Collected data entries
* * * * * * *

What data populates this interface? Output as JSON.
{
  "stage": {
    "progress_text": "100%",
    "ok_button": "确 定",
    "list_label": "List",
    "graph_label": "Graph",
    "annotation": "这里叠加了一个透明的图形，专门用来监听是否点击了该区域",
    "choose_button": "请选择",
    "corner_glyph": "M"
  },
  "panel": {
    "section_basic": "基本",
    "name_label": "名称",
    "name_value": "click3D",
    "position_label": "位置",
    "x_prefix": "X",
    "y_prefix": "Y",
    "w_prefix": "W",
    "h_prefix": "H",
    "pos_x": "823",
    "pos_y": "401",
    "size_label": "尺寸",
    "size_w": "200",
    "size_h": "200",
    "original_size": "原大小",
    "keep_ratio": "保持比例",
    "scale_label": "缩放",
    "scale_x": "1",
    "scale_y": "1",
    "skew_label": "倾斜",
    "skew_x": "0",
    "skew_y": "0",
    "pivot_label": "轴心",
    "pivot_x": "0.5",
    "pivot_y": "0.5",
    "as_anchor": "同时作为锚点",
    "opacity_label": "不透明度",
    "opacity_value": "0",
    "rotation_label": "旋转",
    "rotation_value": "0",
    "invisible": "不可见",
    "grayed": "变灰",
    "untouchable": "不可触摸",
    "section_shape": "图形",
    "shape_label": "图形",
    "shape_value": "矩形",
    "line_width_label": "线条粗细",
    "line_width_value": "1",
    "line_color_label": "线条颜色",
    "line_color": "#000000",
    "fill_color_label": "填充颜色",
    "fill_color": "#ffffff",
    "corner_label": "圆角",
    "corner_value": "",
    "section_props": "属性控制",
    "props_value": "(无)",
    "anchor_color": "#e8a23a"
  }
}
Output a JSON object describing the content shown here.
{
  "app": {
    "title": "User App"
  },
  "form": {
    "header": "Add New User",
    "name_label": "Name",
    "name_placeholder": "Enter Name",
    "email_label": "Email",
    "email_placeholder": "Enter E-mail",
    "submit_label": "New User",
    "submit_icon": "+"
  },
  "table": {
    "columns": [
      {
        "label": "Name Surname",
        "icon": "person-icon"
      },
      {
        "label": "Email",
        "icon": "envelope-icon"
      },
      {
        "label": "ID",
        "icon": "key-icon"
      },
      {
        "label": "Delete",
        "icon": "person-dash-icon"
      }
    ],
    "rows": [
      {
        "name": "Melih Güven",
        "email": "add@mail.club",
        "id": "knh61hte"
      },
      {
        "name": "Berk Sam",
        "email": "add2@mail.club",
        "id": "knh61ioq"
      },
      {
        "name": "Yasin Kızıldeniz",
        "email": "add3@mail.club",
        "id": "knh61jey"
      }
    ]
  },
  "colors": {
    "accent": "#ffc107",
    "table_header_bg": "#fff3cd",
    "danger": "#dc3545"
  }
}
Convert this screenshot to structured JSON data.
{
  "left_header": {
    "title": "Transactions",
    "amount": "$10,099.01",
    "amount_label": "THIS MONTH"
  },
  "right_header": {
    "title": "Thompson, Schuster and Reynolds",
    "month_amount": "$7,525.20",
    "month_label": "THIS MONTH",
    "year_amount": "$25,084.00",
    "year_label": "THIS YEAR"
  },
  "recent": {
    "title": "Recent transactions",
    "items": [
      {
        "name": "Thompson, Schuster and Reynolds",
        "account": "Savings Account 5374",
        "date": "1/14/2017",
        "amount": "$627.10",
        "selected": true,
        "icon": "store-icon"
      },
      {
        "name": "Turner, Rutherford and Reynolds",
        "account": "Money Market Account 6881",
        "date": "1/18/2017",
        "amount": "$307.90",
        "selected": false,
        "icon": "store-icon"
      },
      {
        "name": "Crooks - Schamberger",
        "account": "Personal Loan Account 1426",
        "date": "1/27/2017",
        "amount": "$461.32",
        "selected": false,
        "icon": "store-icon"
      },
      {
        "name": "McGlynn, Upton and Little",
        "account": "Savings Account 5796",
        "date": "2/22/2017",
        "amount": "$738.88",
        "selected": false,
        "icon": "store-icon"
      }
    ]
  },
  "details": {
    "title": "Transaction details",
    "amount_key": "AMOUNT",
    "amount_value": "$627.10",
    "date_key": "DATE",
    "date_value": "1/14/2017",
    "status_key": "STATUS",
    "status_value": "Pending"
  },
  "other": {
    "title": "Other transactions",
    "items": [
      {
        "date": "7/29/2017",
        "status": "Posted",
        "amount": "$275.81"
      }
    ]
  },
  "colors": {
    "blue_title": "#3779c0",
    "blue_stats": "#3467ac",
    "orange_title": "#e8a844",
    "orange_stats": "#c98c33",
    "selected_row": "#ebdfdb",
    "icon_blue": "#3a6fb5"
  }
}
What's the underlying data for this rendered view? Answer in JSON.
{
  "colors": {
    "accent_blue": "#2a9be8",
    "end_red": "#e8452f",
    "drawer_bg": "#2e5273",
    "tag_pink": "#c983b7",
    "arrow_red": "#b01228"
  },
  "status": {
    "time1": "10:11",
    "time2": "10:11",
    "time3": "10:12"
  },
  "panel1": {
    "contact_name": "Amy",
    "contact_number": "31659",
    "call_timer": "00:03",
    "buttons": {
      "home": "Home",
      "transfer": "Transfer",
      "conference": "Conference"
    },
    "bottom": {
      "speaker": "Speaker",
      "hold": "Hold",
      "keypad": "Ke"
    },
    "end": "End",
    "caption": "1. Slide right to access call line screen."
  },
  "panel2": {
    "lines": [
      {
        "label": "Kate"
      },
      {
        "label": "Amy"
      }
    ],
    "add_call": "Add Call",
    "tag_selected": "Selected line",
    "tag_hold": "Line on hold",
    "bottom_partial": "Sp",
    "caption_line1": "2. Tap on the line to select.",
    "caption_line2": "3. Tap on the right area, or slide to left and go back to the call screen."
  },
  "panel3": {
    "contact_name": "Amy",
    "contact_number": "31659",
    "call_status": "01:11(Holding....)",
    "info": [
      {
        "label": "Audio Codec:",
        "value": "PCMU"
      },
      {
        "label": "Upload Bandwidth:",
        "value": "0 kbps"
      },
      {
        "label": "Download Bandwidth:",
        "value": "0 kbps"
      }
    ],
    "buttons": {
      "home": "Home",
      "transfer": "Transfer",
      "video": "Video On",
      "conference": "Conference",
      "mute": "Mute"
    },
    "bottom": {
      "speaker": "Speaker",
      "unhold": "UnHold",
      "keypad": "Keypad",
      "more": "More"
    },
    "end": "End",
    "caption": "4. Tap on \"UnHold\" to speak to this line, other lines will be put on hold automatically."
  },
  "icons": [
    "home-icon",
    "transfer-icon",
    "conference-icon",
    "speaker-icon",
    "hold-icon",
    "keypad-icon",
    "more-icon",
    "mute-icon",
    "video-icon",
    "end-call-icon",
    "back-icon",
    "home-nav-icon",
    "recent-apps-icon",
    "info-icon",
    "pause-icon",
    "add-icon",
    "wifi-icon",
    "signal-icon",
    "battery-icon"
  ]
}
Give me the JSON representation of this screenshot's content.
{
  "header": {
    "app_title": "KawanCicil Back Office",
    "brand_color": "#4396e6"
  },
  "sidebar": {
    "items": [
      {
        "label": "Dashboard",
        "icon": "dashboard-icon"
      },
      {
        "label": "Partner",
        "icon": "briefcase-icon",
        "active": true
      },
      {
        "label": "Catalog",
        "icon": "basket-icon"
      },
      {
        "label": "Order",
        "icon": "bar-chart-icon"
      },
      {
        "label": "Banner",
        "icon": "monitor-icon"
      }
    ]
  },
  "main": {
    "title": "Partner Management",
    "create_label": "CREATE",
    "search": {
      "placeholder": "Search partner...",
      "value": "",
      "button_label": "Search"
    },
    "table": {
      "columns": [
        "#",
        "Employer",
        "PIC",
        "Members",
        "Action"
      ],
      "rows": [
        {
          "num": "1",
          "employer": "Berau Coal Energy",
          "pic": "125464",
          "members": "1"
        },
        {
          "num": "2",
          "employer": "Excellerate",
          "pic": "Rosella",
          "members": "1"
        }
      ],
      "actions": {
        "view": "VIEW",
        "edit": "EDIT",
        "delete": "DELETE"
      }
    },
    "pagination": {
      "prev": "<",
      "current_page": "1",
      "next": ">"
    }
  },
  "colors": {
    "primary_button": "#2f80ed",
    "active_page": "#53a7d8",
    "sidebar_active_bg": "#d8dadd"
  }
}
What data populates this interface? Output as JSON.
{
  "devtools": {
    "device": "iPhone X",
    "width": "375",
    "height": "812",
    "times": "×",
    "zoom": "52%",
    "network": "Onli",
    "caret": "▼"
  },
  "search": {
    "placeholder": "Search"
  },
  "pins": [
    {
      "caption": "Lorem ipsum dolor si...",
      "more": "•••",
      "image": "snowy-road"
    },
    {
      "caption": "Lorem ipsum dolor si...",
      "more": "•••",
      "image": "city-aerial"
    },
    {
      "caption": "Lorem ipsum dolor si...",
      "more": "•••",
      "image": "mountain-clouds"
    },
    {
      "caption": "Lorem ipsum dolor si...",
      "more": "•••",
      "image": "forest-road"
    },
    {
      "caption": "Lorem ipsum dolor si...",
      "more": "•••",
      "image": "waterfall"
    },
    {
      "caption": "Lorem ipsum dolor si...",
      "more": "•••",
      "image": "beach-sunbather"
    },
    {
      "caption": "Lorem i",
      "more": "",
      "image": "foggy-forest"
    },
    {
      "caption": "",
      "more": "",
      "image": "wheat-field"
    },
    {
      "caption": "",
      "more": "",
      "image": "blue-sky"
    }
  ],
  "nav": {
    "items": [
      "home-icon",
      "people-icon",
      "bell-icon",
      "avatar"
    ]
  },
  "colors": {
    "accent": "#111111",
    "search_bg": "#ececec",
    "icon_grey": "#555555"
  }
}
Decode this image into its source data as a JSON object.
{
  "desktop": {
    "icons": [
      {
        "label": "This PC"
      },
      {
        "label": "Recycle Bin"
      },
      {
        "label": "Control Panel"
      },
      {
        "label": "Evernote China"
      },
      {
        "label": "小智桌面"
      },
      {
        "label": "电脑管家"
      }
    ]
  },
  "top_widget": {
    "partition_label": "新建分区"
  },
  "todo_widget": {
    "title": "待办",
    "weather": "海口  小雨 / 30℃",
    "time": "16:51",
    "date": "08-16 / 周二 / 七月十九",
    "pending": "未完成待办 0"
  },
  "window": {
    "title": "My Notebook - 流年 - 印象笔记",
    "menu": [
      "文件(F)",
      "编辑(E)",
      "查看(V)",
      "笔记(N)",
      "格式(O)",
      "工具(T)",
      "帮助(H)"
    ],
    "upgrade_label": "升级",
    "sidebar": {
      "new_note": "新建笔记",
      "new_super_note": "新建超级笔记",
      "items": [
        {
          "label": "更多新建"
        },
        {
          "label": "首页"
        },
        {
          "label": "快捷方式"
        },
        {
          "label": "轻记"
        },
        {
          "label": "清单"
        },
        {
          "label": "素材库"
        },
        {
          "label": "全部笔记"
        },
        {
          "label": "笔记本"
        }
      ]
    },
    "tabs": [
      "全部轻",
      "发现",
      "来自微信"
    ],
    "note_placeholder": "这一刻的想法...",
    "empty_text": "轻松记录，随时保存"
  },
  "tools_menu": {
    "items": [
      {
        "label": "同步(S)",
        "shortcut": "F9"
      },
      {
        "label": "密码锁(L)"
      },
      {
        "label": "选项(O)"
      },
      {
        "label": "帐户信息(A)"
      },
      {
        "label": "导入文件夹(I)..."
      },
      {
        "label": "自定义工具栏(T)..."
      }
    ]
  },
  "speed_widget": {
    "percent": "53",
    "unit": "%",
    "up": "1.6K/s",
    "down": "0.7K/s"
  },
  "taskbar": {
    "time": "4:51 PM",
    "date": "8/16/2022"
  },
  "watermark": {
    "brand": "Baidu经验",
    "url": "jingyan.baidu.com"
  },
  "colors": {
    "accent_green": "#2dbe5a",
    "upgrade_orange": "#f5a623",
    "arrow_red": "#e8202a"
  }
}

* * * * * * *

● WHAT TO PRODUCE: Identify the lines in the entries above that contain "Account", then copy them out.

● TASK OUTPUT:
        "account": "Savings Account 5374",
        "account": "Money Market Account 6881",
        "account": "Personal Loan Account 1426",
        "account": "Savings Account 5796",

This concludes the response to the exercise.